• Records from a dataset
• • • •

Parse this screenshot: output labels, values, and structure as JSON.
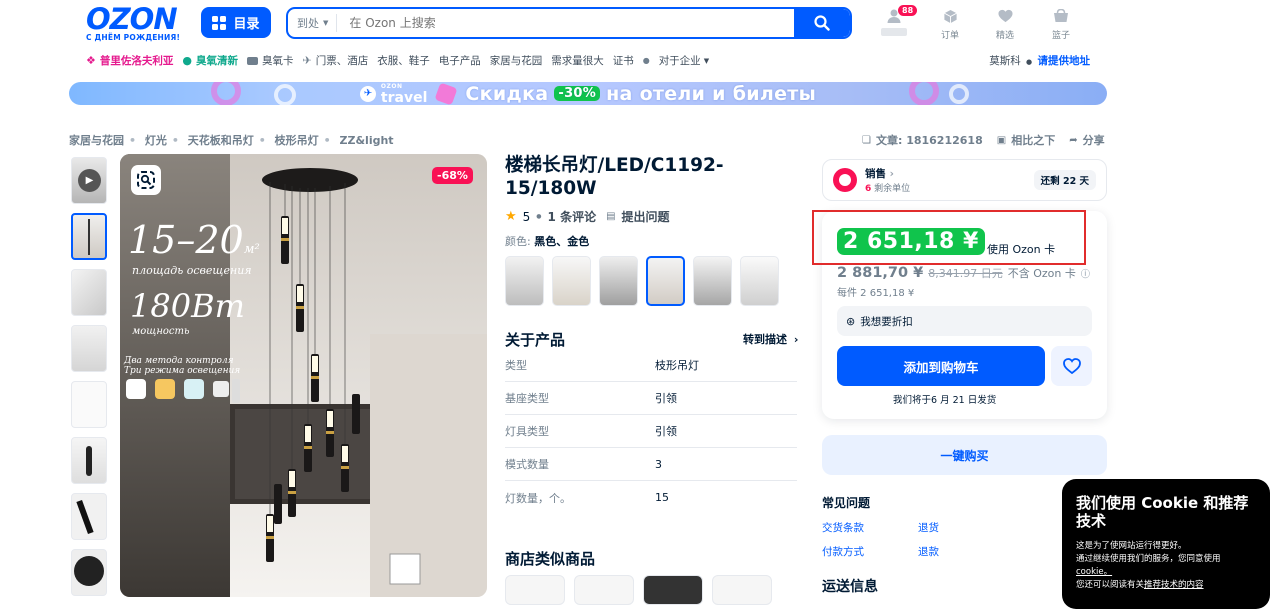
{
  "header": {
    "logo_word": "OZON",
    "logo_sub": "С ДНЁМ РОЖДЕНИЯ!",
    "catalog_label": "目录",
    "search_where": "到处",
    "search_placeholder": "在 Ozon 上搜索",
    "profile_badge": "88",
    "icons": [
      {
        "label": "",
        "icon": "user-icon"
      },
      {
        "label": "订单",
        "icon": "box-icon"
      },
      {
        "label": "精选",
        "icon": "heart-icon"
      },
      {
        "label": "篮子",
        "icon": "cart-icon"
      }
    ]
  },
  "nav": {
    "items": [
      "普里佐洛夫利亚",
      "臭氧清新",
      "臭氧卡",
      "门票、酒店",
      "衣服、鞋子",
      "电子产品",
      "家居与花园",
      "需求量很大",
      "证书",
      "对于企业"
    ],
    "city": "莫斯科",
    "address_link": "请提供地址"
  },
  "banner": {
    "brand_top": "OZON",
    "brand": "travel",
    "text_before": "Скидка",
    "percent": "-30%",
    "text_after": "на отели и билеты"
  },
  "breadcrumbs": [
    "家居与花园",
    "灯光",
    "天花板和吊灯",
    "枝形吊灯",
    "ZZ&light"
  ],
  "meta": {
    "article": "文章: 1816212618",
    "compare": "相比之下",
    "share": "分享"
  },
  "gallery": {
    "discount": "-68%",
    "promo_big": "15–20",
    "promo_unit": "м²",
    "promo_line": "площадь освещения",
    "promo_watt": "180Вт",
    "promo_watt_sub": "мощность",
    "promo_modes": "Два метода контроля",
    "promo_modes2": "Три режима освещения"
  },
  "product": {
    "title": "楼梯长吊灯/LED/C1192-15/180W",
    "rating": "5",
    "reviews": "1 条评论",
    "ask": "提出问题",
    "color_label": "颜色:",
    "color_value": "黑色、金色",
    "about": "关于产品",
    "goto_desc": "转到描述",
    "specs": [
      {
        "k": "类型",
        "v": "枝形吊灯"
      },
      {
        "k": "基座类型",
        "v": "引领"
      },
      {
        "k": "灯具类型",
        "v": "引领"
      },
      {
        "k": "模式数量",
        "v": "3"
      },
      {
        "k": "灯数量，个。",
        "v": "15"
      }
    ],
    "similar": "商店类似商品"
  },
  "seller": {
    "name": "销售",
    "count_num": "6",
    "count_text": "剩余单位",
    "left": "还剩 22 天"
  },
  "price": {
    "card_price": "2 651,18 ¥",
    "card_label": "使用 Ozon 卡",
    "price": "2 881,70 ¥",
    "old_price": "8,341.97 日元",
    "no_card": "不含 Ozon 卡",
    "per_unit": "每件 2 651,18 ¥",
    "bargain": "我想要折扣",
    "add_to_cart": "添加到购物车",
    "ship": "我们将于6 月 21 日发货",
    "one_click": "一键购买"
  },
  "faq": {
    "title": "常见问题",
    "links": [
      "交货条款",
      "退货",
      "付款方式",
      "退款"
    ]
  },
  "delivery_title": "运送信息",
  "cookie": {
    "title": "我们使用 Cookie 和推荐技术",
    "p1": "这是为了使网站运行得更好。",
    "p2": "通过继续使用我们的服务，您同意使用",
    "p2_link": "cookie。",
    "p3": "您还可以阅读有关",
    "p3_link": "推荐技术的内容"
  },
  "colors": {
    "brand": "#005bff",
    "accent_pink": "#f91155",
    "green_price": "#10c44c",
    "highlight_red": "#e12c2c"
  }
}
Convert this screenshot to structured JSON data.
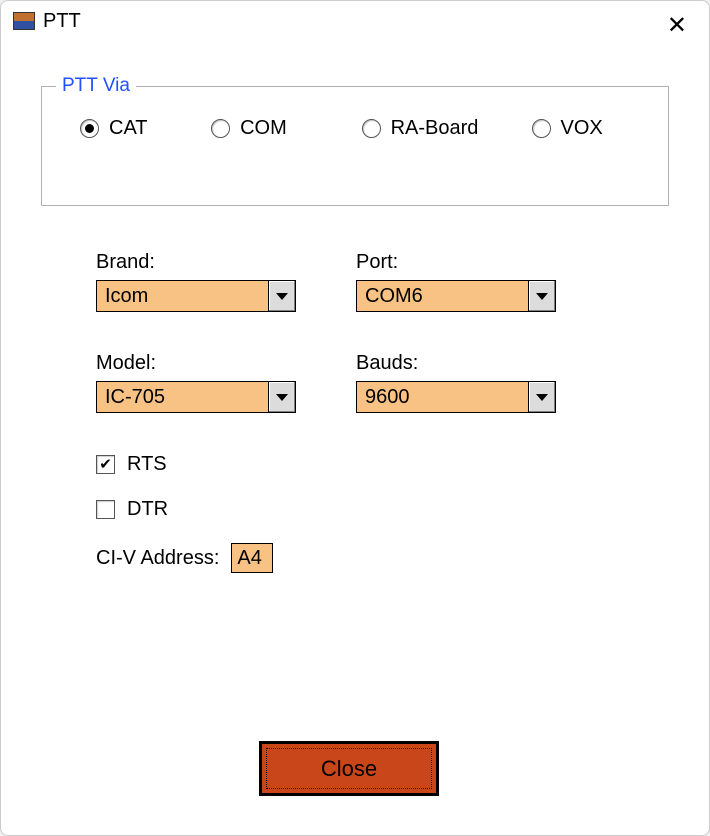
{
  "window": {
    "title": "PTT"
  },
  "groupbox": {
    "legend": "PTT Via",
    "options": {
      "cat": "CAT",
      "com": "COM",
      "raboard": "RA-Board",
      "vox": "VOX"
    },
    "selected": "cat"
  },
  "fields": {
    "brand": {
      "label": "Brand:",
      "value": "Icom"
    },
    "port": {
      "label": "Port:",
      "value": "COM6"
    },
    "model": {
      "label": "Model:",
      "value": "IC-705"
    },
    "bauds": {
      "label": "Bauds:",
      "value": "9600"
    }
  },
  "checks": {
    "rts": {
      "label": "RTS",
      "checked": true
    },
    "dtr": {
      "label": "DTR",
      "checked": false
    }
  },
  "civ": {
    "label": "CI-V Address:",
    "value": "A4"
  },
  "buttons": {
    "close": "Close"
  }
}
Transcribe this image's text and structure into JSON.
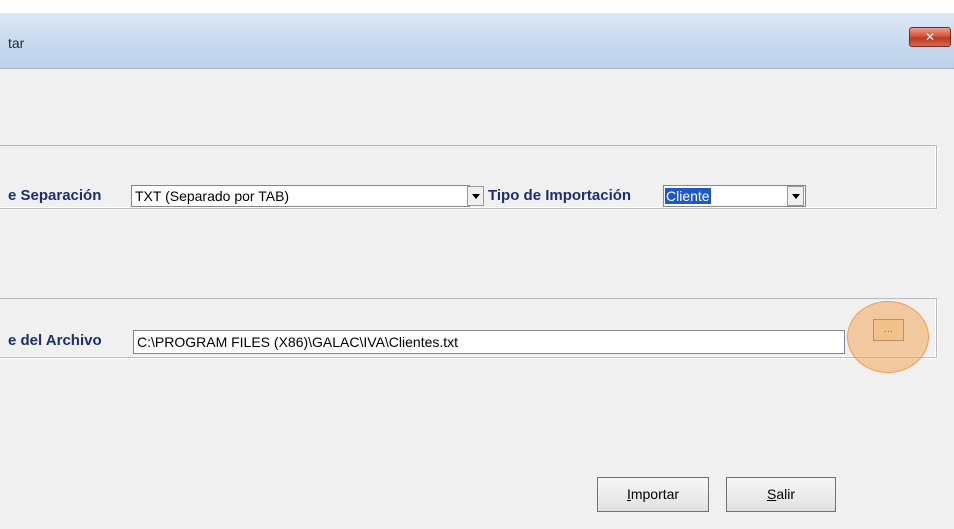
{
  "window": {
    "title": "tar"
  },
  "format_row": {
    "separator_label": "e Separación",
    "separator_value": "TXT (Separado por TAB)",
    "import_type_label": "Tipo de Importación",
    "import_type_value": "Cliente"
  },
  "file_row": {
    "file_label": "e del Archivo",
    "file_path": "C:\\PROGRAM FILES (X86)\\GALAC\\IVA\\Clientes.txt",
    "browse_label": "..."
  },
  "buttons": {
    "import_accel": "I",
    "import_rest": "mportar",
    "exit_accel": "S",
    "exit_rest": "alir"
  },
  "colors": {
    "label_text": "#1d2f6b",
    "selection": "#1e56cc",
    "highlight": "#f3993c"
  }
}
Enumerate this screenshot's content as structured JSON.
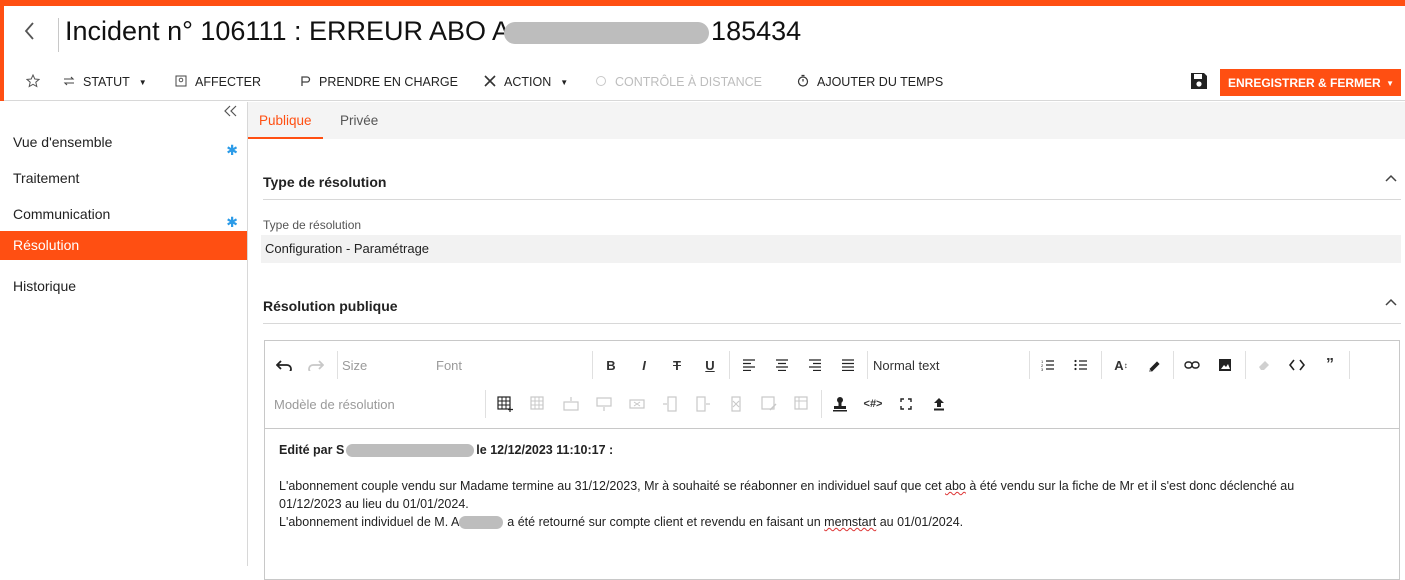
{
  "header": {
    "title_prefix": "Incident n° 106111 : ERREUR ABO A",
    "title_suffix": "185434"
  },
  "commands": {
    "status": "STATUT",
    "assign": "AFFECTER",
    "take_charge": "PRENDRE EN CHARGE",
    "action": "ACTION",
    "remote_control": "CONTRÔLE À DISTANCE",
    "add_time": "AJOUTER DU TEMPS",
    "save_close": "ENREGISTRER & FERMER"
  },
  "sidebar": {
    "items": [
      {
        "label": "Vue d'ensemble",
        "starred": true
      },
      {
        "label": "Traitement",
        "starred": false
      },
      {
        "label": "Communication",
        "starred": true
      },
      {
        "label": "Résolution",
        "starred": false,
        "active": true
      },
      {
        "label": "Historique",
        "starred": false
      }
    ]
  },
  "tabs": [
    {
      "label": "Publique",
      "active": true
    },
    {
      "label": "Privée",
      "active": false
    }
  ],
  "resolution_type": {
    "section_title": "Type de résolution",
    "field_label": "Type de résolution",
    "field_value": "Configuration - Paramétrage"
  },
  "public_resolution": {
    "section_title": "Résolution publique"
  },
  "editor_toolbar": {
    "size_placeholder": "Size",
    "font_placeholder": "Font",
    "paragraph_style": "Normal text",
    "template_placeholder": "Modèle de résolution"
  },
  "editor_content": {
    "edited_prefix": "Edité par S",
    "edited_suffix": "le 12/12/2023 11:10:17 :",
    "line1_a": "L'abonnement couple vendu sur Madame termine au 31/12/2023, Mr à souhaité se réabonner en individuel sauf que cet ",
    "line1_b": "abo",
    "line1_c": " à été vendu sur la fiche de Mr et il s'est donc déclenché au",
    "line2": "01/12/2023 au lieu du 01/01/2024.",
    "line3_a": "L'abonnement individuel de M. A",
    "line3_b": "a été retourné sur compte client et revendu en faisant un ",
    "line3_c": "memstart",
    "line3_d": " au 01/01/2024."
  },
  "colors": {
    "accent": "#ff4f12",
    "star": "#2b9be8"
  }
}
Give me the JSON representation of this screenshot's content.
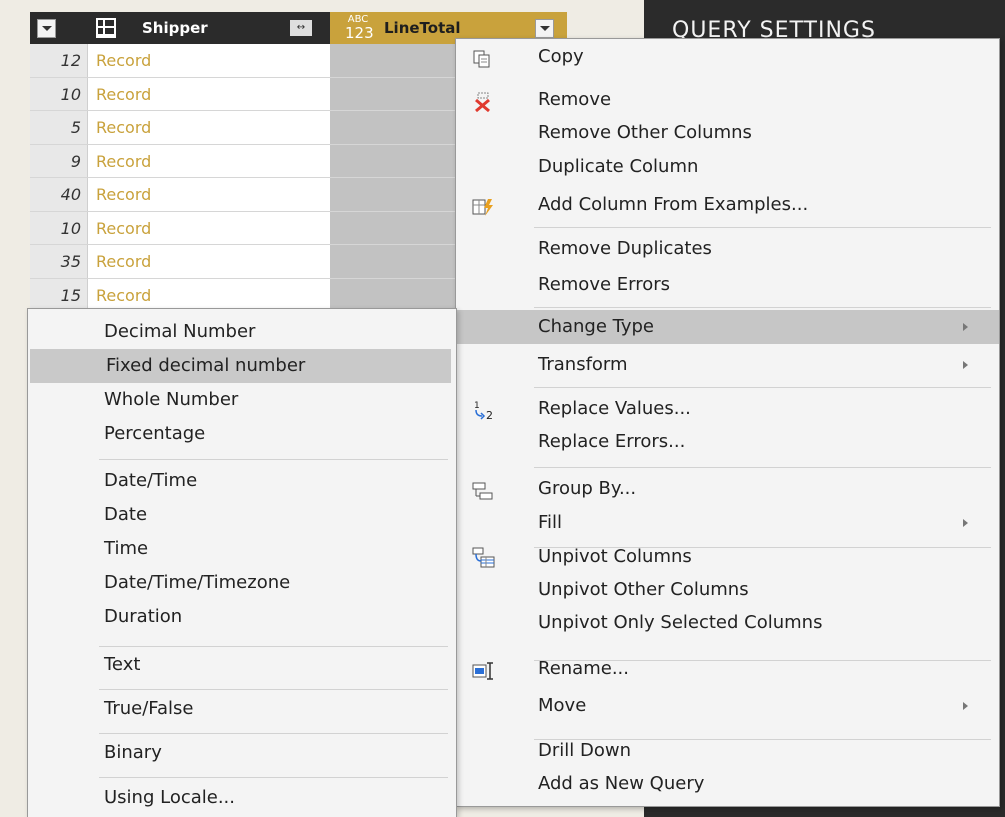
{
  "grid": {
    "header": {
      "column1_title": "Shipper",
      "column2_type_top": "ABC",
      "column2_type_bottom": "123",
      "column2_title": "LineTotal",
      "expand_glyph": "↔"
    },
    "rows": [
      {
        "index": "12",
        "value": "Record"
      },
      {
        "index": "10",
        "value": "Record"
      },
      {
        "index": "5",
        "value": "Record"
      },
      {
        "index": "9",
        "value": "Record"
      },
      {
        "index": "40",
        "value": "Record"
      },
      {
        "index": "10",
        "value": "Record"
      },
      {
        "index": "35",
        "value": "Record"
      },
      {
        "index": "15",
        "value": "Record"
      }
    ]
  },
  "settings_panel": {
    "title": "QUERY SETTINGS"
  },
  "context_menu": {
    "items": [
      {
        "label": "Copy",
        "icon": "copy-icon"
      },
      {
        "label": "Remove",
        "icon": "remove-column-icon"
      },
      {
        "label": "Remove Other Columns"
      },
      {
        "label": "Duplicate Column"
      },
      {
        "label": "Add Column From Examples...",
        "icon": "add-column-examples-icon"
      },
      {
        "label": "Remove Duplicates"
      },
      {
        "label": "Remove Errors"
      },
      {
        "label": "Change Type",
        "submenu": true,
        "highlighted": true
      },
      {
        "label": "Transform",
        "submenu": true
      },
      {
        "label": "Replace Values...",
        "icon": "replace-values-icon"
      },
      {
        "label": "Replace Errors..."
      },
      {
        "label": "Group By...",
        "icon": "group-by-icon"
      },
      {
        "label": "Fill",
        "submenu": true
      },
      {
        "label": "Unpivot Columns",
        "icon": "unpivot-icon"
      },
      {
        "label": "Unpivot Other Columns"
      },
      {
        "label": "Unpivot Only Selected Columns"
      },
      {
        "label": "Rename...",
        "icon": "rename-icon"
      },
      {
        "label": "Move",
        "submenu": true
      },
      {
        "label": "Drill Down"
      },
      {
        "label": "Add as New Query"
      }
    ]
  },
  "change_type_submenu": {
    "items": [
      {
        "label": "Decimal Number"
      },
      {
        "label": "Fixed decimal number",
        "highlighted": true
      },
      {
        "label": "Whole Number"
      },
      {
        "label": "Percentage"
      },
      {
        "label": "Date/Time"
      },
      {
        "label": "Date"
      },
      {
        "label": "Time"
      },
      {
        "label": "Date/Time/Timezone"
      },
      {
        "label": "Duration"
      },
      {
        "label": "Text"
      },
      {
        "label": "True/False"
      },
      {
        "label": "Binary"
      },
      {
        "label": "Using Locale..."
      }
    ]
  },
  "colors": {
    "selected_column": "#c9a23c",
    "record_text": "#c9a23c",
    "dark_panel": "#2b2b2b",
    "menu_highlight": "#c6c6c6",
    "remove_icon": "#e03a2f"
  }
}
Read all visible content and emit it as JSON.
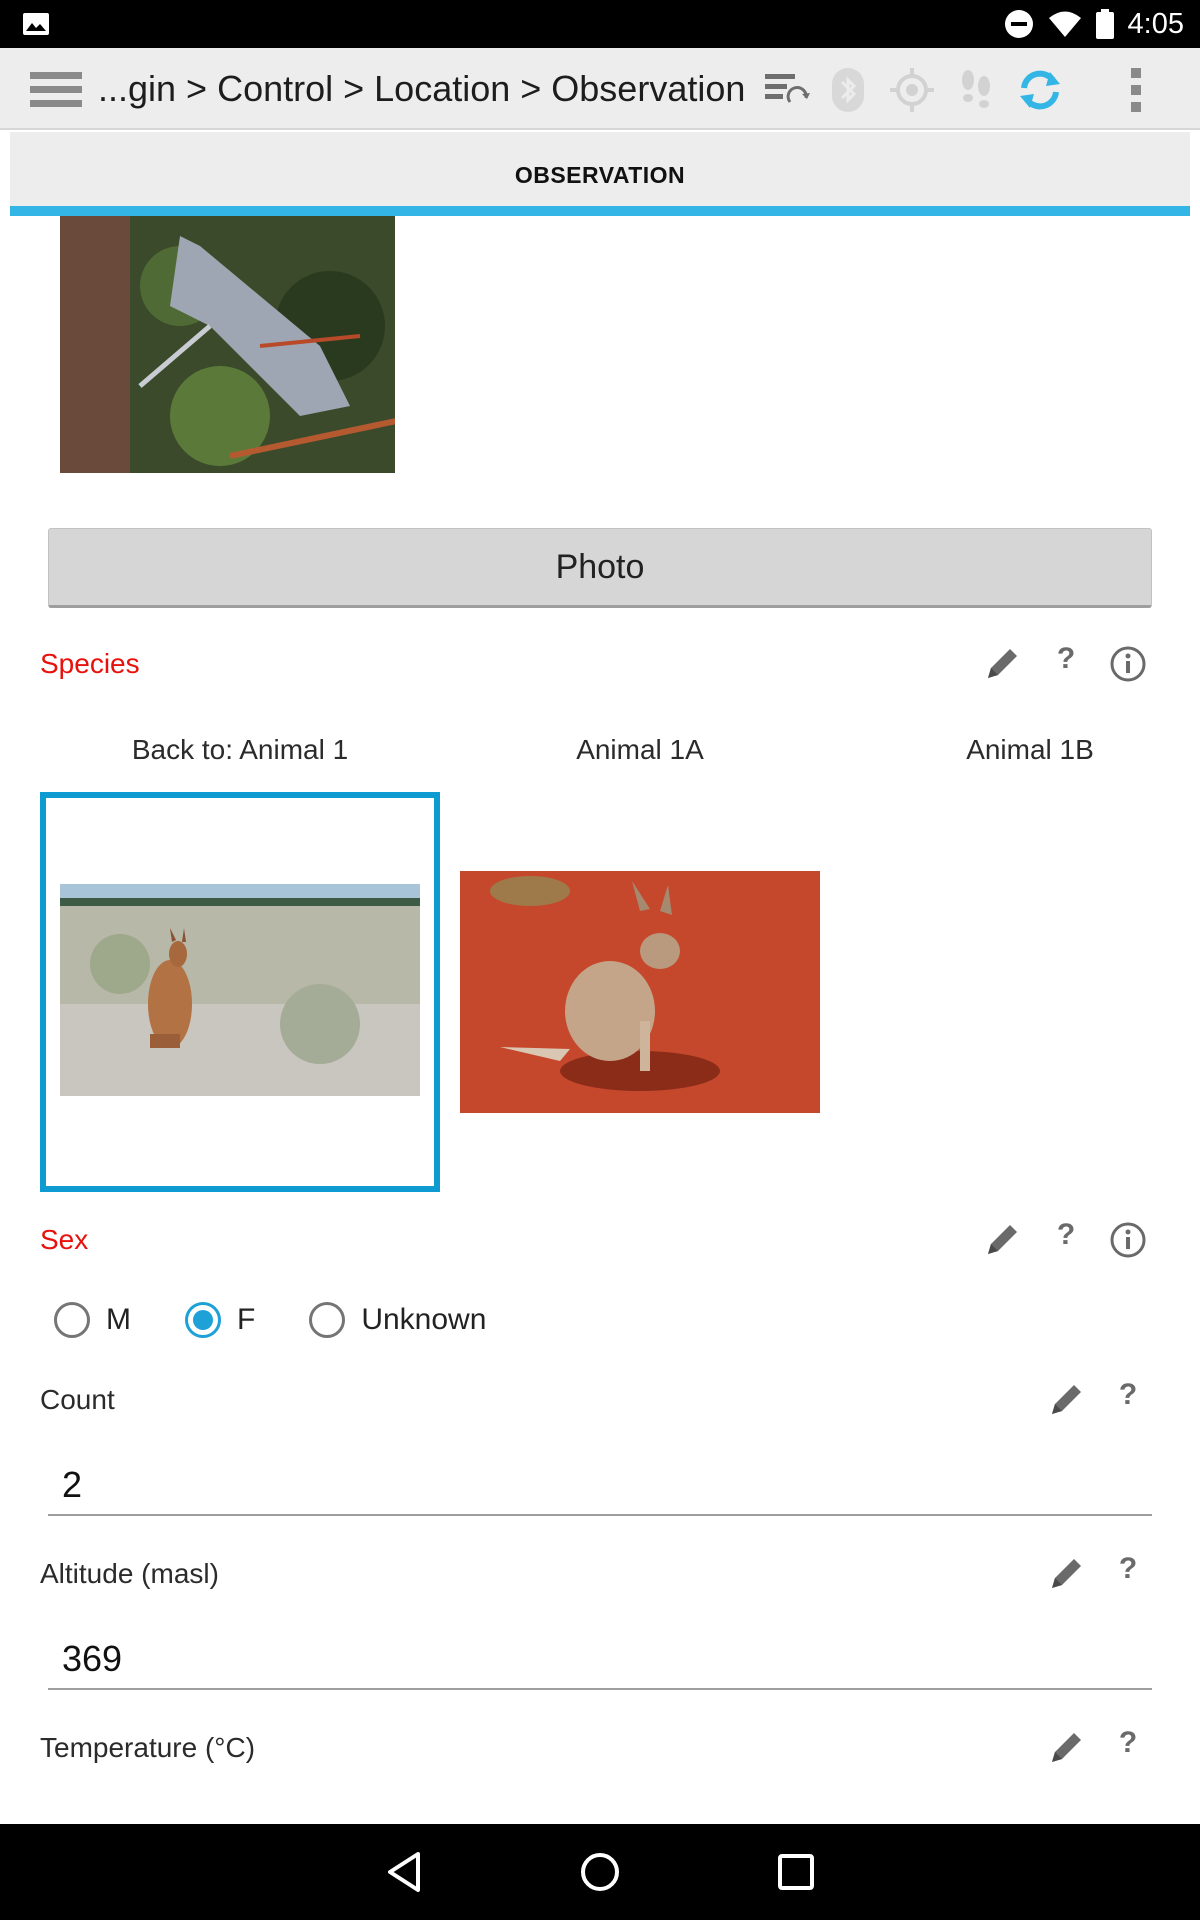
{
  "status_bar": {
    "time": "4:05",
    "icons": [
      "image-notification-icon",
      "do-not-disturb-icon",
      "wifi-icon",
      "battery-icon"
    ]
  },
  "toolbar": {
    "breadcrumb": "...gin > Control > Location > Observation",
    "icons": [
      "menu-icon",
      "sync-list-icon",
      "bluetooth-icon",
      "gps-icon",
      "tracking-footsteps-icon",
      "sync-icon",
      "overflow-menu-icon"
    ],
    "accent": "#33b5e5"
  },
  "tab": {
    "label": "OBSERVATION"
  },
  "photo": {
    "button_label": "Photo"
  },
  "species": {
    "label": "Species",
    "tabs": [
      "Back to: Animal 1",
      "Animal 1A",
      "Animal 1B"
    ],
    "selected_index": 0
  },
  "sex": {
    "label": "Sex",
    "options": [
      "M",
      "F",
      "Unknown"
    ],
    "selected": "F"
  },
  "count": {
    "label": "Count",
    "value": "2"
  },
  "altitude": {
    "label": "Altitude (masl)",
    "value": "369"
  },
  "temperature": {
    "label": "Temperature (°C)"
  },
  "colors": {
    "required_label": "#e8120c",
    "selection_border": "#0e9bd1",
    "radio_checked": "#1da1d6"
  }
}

• • • •

Review the material and copy each line in which the word "image" appears.

Transcribe this image's text and structure into JSON.
      "image-notification-icon",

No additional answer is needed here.